Set problem: Go through each line of the records below and count those with the word "values". Give only the count.

Extracted material:
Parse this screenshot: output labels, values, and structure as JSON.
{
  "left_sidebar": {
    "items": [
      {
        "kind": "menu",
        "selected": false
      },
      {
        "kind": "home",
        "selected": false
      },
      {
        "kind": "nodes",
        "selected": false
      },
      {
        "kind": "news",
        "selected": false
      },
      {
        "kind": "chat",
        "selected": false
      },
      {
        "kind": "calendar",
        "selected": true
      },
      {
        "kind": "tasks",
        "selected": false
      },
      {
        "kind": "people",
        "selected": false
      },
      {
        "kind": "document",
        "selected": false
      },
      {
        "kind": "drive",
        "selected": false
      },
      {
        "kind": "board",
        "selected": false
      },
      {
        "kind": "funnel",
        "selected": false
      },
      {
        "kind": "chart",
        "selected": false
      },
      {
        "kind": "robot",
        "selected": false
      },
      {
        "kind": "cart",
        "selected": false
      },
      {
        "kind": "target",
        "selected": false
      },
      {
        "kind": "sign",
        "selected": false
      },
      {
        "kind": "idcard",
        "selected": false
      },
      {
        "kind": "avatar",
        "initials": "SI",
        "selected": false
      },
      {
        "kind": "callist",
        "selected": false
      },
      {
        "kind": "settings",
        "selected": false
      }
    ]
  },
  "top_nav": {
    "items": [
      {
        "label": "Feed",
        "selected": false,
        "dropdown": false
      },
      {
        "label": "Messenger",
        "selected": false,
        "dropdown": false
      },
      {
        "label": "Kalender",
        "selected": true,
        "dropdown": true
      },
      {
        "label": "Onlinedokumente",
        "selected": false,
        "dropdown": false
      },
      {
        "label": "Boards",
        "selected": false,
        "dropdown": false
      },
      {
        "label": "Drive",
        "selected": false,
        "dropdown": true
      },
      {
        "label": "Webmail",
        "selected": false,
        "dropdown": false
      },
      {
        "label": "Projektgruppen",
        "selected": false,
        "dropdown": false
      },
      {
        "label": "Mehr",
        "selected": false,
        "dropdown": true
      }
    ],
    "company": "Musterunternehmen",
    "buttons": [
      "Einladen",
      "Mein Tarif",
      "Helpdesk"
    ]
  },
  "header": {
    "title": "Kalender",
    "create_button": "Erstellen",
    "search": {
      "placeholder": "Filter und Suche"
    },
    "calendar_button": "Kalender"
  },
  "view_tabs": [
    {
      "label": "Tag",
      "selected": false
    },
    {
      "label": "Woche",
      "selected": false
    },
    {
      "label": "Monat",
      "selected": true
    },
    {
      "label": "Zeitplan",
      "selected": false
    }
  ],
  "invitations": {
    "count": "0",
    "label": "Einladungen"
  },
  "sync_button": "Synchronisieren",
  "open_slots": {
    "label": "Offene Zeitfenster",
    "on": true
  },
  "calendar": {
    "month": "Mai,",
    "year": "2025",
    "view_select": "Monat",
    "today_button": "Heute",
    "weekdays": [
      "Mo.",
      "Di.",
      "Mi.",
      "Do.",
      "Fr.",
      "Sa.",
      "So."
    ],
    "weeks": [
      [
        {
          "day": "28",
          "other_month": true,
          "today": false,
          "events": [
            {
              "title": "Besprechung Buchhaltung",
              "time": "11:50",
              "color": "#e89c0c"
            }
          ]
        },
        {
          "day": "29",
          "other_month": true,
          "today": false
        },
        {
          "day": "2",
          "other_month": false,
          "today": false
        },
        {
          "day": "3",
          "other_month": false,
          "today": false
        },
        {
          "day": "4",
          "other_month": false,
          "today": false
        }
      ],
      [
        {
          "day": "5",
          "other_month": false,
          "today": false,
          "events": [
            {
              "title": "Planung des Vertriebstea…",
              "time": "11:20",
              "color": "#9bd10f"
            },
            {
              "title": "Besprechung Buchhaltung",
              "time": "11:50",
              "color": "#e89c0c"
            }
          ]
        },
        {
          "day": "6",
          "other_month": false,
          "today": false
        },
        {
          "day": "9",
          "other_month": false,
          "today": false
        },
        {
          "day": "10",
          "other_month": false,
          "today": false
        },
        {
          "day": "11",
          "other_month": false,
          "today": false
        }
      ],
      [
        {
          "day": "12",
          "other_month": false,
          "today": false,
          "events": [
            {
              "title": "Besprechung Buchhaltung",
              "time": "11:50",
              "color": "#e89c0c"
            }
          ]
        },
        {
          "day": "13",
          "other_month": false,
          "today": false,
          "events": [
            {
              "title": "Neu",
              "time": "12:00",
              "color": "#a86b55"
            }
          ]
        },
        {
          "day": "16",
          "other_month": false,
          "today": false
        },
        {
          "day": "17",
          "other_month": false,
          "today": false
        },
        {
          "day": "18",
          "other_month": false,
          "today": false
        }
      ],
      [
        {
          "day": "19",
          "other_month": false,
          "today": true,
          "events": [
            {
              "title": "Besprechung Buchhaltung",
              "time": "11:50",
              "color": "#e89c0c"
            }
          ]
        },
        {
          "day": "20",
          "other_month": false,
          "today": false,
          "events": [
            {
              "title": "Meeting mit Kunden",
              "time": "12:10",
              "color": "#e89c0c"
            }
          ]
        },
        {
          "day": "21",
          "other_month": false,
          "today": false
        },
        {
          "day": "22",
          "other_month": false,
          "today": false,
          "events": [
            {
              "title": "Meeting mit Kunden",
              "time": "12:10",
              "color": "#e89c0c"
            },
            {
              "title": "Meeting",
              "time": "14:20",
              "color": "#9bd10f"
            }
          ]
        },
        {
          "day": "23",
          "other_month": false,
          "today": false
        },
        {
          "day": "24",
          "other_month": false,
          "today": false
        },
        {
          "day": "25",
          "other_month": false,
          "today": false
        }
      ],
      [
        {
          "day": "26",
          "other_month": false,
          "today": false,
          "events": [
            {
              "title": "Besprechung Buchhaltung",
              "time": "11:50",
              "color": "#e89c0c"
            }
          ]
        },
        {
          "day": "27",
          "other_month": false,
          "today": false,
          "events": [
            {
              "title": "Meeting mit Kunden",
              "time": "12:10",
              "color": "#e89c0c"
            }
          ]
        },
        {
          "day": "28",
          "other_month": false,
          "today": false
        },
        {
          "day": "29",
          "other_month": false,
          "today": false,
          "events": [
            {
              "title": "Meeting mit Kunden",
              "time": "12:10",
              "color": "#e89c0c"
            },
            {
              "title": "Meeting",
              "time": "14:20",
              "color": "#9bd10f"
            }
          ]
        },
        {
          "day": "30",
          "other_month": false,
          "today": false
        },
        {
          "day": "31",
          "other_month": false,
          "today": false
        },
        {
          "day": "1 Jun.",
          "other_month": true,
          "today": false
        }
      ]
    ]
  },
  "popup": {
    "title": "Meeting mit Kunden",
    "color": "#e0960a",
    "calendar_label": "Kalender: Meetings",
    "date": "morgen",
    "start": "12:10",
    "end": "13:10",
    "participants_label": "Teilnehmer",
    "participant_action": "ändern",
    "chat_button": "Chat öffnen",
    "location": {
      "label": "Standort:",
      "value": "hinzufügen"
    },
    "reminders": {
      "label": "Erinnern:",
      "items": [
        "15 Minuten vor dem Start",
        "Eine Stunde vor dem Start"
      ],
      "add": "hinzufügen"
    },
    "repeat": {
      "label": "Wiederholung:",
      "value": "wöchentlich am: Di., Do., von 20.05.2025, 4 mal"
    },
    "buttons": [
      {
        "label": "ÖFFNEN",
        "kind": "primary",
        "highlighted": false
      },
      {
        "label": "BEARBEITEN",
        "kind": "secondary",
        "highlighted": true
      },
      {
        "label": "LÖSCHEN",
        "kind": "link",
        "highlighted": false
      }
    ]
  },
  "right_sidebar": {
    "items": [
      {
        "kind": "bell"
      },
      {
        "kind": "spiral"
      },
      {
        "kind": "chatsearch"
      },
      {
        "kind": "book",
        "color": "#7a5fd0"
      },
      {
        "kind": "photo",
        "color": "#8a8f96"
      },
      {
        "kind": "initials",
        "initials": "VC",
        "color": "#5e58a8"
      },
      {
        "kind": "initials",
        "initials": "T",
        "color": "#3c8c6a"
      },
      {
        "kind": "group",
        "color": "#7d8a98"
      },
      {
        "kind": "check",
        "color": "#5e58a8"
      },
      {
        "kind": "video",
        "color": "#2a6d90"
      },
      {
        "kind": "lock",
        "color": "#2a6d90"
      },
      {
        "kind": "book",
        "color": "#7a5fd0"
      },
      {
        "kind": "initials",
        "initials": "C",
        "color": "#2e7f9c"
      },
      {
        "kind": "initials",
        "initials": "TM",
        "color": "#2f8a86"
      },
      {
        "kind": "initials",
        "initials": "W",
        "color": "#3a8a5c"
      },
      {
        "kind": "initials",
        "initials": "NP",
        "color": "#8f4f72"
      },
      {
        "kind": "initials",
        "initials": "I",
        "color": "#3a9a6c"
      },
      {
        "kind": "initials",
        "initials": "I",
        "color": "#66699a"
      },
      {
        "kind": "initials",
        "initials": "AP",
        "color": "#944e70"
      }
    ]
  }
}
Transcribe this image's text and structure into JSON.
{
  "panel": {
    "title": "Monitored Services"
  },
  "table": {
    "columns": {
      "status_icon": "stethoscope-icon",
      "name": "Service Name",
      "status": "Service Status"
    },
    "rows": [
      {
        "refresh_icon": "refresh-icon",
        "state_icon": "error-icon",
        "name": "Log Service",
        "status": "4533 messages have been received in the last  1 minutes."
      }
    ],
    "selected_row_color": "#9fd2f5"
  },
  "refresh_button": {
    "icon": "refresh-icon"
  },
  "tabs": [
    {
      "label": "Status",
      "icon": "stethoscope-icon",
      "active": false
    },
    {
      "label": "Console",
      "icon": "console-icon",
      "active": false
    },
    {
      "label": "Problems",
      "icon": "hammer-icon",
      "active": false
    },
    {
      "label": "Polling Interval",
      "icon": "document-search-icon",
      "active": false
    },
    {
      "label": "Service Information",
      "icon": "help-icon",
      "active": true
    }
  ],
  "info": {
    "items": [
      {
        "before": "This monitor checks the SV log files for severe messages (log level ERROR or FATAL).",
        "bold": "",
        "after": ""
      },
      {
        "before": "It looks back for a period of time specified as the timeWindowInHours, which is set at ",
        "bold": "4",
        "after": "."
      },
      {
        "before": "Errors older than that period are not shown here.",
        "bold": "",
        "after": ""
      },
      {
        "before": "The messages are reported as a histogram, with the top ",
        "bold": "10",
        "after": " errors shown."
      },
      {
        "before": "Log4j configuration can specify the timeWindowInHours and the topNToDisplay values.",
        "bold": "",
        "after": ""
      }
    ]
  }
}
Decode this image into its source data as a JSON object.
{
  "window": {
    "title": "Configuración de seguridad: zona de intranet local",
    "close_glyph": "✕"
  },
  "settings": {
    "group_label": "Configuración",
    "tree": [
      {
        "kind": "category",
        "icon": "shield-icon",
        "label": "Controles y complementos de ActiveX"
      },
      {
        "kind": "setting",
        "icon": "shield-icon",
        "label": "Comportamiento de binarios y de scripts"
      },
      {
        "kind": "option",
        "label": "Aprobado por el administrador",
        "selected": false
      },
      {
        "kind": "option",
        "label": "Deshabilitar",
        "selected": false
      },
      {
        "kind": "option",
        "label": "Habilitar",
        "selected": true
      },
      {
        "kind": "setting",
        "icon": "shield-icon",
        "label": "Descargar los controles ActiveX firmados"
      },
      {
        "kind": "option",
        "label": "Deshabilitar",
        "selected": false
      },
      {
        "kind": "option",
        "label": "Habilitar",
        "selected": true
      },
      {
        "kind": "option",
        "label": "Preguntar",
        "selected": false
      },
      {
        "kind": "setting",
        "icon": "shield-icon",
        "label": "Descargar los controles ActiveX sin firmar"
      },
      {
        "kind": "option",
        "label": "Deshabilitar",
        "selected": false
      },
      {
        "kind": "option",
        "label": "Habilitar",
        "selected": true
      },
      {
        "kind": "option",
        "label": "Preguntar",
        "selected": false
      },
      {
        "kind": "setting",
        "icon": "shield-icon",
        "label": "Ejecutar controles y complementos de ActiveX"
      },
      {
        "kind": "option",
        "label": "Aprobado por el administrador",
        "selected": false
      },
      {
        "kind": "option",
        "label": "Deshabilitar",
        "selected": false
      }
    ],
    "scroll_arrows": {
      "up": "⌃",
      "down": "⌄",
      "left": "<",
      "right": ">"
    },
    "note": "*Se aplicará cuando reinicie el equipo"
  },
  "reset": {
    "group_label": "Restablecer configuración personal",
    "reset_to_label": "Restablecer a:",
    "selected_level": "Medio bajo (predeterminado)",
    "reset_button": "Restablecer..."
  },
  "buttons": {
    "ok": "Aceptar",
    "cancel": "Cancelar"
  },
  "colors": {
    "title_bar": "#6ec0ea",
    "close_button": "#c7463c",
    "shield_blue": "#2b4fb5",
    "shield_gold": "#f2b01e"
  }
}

Result of this exercise: 2